**EXERCISE AIM:** Write out the whole listing again, exactly as given.

=== PROVIDED RECORDS ===

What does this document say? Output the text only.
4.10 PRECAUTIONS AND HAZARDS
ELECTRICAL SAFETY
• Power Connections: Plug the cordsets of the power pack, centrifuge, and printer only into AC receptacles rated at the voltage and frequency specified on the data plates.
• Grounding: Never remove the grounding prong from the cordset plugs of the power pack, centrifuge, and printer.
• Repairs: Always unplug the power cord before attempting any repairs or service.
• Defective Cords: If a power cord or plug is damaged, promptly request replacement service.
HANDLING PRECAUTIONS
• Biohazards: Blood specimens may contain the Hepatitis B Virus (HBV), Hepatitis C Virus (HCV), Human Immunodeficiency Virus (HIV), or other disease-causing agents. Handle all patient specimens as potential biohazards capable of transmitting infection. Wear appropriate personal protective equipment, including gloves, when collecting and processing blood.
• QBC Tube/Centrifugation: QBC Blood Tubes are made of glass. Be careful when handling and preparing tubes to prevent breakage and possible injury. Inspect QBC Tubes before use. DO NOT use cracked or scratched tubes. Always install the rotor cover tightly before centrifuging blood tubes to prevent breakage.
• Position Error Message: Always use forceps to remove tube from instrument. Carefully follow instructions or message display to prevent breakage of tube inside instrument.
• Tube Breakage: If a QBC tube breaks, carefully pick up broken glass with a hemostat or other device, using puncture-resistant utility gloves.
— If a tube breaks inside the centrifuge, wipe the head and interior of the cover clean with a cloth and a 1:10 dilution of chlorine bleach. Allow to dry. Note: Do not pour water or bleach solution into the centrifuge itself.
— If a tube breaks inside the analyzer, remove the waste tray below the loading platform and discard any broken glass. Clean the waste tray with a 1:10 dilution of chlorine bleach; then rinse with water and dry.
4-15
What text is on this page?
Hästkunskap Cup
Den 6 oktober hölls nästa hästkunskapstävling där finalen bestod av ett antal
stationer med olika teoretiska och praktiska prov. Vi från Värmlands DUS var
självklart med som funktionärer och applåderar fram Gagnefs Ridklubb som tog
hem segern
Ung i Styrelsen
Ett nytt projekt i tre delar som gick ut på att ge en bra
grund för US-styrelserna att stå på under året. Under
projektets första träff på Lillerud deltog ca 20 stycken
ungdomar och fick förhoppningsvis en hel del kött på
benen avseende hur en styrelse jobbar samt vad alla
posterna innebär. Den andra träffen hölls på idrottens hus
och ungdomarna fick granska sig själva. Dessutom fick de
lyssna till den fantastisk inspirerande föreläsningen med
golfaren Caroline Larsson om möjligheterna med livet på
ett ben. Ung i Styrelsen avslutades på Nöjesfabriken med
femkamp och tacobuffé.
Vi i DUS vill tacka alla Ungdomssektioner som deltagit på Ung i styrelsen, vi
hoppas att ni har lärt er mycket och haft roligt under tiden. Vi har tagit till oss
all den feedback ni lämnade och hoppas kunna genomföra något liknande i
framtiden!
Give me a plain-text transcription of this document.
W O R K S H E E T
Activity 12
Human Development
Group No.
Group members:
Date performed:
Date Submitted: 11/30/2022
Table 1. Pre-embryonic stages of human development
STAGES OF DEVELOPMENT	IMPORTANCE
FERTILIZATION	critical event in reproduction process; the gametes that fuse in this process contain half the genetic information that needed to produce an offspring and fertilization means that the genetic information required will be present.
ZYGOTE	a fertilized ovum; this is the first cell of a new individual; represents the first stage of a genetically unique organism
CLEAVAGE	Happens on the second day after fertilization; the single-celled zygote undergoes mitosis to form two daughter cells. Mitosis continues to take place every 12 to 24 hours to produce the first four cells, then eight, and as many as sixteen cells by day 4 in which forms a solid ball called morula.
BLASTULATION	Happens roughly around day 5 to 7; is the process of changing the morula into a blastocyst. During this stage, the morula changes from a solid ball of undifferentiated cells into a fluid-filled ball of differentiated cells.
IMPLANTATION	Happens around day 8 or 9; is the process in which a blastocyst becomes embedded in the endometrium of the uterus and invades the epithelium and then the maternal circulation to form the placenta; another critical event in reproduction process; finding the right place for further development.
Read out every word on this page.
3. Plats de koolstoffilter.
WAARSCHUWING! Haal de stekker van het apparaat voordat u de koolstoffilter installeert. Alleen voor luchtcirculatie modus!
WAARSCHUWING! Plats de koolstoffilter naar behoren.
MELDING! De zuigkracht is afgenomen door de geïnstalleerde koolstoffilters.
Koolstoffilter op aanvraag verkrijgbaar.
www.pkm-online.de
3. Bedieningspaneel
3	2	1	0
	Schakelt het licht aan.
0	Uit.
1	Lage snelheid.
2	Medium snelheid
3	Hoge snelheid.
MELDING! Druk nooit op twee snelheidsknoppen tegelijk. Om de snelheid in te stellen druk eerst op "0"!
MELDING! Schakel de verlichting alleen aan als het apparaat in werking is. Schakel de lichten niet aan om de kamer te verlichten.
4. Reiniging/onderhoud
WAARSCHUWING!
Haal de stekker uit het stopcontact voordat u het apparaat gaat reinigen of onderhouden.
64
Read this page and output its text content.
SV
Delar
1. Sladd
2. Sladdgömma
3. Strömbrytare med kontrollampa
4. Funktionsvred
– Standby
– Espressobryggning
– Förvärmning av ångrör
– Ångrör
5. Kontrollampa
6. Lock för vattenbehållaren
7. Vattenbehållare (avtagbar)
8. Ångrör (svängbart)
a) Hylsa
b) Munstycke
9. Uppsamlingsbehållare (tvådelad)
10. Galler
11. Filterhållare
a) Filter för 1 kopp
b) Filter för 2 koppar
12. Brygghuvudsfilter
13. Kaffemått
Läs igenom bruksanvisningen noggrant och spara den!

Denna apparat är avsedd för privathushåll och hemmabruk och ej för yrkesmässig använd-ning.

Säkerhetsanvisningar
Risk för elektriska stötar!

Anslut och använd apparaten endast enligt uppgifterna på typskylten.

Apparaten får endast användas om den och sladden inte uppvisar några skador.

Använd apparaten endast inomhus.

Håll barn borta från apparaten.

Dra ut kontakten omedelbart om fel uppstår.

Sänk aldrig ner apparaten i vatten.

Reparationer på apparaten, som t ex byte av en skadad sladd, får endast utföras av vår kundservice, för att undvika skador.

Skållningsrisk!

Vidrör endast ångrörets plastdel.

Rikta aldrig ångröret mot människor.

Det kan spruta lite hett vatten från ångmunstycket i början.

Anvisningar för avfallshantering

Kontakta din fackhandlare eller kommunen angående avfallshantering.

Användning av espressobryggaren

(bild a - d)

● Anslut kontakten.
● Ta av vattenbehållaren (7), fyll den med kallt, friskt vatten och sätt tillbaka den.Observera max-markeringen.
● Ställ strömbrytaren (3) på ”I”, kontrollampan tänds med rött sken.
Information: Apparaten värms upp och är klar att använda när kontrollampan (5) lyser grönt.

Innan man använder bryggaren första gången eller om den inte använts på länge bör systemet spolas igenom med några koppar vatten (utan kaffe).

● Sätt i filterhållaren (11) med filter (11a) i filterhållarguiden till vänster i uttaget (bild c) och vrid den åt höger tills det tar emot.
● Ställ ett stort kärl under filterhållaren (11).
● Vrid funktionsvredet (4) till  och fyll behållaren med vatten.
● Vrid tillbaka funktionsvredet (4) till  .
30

===

**TASK RESPONSE:**
What does this document say? Output the text only.
4.10 PRECAUTIONS AND HAZARDS
ELECTRICAL SAFETY
• Power Connections: Plug the cordsets of the power pack, centrifuge, and printer only into AC receptacles rated at the voltage and frequency specified on the data plates.
• Grounding: Never remove the grounding prong from the cordset plugs of the power pack, centrifuge, and printer.
• Repairs: Always unplug the power cord before attempting any repairs or service.
• Defective Cords: If a power cord or plug is damaged, promptly request replacement service.
HANDLING PRECAUTIONS
• Biohazards: Blood specimens may contain the Hepatitis B Virus (HBV), Hepatitis C Virus (HCV), Human Immunodeficiency Virus (HIV), or other disease-causing agents. Handle all patient specimens as potential biohazards capable of transmitting infection. Wear appropriate personal protective equipment, including gloves, when collecting and processing blood.
• QBC Tube/Centrifugation: QBC Blood Tubes are made of glass. Be careful when handling and preparing tubes to prevent breakage and possible injury. Inspect QBC Tubes before use. DO NOT use cracked or scratched tubes. Always install the rotor cover tightly before centrifuging blood tubes to prevent breakage.
• Position Error Message: Always use forceps to remove tube from instrument. Carefully follow instructions or message display to prevent breakage of tube inside instrument.
• Tube Breakage: If a QBC tube breaks, carefully pick up broken glass with a hemostat or other device, using puncture-resistant utility gloves.
— If a tube breaks inside the centrifuge, wipe the head and interior of the cover clean with a cloth and a 1:10 dilution of chlorine bleach. Allow to dry. Note: Do not pour water or bleach solution into the centrifuge itself.
— If a tube breaks inside the analyzer, remove the waste tray below the loading platform and discard any broken glass. Clean the waste tray with a 1:10 dilution of chlorine bleach; then rinse with water and dry.
4-15
What text is on this page?
Hästkunskap Cup
Den 6 oktober hölls nästa hästkunskapstävling där finalen bestod av ett antal
stationer med olika teoretiska och praktiska prov. Vi från Värmlands DUS var
självklart med som funktionärer och applåderar fram Gagnefs Ridklubb som tog
hem segern
Ung i Styrelsen
Ett nytt projekt i tre delar som gick ut på att ge en bra
grund för US-styrelserna att stå på under året. Under
projektets första träff på Lillerud deltog ca 20 stycken
ungdomar och fick förhoppningsvis en hel del kött på
benen avseende hur en styrelse jobbar samt vad alla
posterna innebär. Den andra träffen hölls på idrottens hus
och ungdomarna fick granska sig själva. Dessutom fick de
lyssna till den fantastisk inspirerande föreläsningen med
golfaren Caroline Larsson om möjligheterna med livet på
ett ben. Ung i Styrelsen avslutades på Nöjesfabriken med
femkamp och tacobuffé.
Vi i DUS vill tacka alla Ungdomssektioner som deltagit på Ung i styrelsen, vi
hoppas att ni har lärt er mycket och haft roligt under tiden. Vi har tagit till oss
all den feedback ni lämnade och hoppas kunna genomföra något liknande i
framtiden!
Give me a plain-text transcription of this document.
W O R K S H E E T
Activity 12
Human Development
Group No.
Group members:
Date performed:
Date Submitted: 11/30/2022
Table 1. Pre-embryonic stages of human development
STAGES OF DEVELOPMENT	IMPORTANCE
FERTILIZATION	critical event in reproduction process; the gametes that fuse in this process contain half the genetic information that needed to produce an offspring and fertilization means that the genetic information required will be present.
ZYGOTE	a fertilized ovum; this is the first cell of a new individual; represents the first stage of a genetically unique organism
CLEAVAGE	Happens on the second day after fertilization; the single-celled zygote undergoes mitosis to form two daughter cells. Mitosis continues to take place every 12 to 24 hours to produce the first four cells, then eight, and as many as sixteen cells by day 4 in which forms a solid ball called morula.
BLASTULATION	Happens roughly around day 5 to 7; is the process of changing the morula into a blastocyst. During this stage, the morula changes from a solid ball of undifferentiated cells into a fluid-filled ball of differentiated cells.
IMPLANTATION	Happens around day 8 or 9; is the process in which a blastocyst becomes embedded in the endometrium of the uterus and invades the epithelium and then the maternal circulation to form the placenta; another critical event in reproduction process; finding the right place for further development.
Read out every word on this page.
3. Plats de koolstoffilter.
WAARSCHUWING! Haal de stekker van het apparaat voordat u de koolstoffilter installeert. Alleen voor luchtcirculatie modus!
WAARSCHUWING! Plats de koolstoffilter naar behoren.
MELDING! De zuigkracht is afgenomen door de geïnstalleerde koolstoffilters.
Koolstoffilter op aanvraag verkrijgbaar.
www.pkm-online.de
3. Bedieningspaneel
3	2	1	0
	Schakelt het licht aan.
0	Uit.
1	Lage snelheid.
2	Medium snelheid
3	Hoge snelheid.
MELDING! Druk nooit op twee snelheidsknoppen tegelijk. Om de snelheid in te stellen druk eerst op "0"!
MELDING! Schakel de verlichting alleen aan als het apparaat in werking is. Schakel de lichten niet aan om de kamer te verlichten.
4. Reiniging/onderhoud
WAARSCHUWING!
Haal de stekker uit het stopcontact voordat u het apparaat gaat reinigen of onderhouden.
64
Read this page and output its text content.
SV
Delar
1. Sladd
2. Sladdgömma
3. Strömbrytare med kontrollampa
4. Funktionsvred
– Standby
– Espressobryggning
– Förvärmning av ångrör
– Ångrör
5. Kontrollampa
6. Lock för vattenbehållaren
7. Vattenbehållare (avtagbar)
8. Ångrör (svängbart)
a) Hylsa
b) Munstycke
9. Uppsamlingsbehållare (tvådelad)
10. Galler
11. Filterhållare
a) Filter för 1 kopp
b) Filter för 2 koppar
12. Brygghuvudsfilter
13. Kaffemått
Läs igenom bruksanvisningen noggrant och spara den!

Denna apparat är avsedd för privathushåll och hemmabruk och ej för yrkesmässig använd-ning.

Säkerhetsanvisningar
Risk för elektriska stötar!

Anslut och använd apparaten endast enligt uppgifterna på typskylten.

Apparaten får endast användas om den och sladden inte uppvisar några skador.

Använd apparaten endast inomhus.

Håll barn borta från apparaten.

Dra ut kontakten omedelbart om fel uppstår.

Sänk aldrig ner apparaten i vatten.

Reparationer på apparaten, som t ex byte av en skadad sladd, får endast utföras av vår kundservice, för att undvika skador.

Skållningsrisk!

Vidrör endast ångrörets plastdel.

Rikta aldrig ångröret mot människor.

Det kan spruta lite hett vatten från ångmunstycket i början.

Anvisningar för avfallshantering

Kontakta din fackhandlare eller kommunen angående avfallshantering.

Användning av espressobryggaren

(bild a - d)

● Anslut kontakten.
● Ta av vattenbehållaren (7), fyll den med kallt, friskt vatten och sätt tillbaka den.Observera max-markeringen.
● Ställ strömbrytaren (3) på ”I”, kontrollampan tänds med rött sken.
Information: Apparaten värms upp och är klar att använda när kontrollampan (5) lyser grönt.

Innan man använder bryggaren första gången eller om den inte använts på länge bör systemet spolas igenom med några koppar vatten (utan kaffe).

● Sätt i filterhållaren (11) med filter (11a) i filterhållarguiden till vänster i uttaget (bild c) och vrid den åt höger tills det tar emot.
● Ställ ett stort kärl under filterhållaren (11).
● Vrid funktionsvredet (4) till  och fyll behållaren med vatten.
● Vrid tillbaka funktionsvredet (4) till  .
30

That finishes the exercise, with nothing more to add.